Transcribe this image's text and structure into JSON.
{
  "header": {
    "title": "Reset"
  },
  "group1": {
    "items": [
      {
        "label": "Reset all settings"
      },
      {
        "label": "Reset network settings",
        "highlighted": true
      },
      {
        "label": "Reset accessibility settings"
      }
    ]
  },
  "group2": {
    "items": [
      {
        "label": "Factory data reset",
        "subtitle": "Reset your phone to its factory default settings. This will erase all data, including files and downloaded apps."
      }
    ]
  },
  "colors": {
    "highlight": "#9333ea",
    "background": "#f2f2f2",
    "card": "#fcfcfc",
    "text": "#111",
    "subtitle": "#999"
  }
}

What is needed: Report the number of lines above containing the word "data", with no other text.

Final answer: 2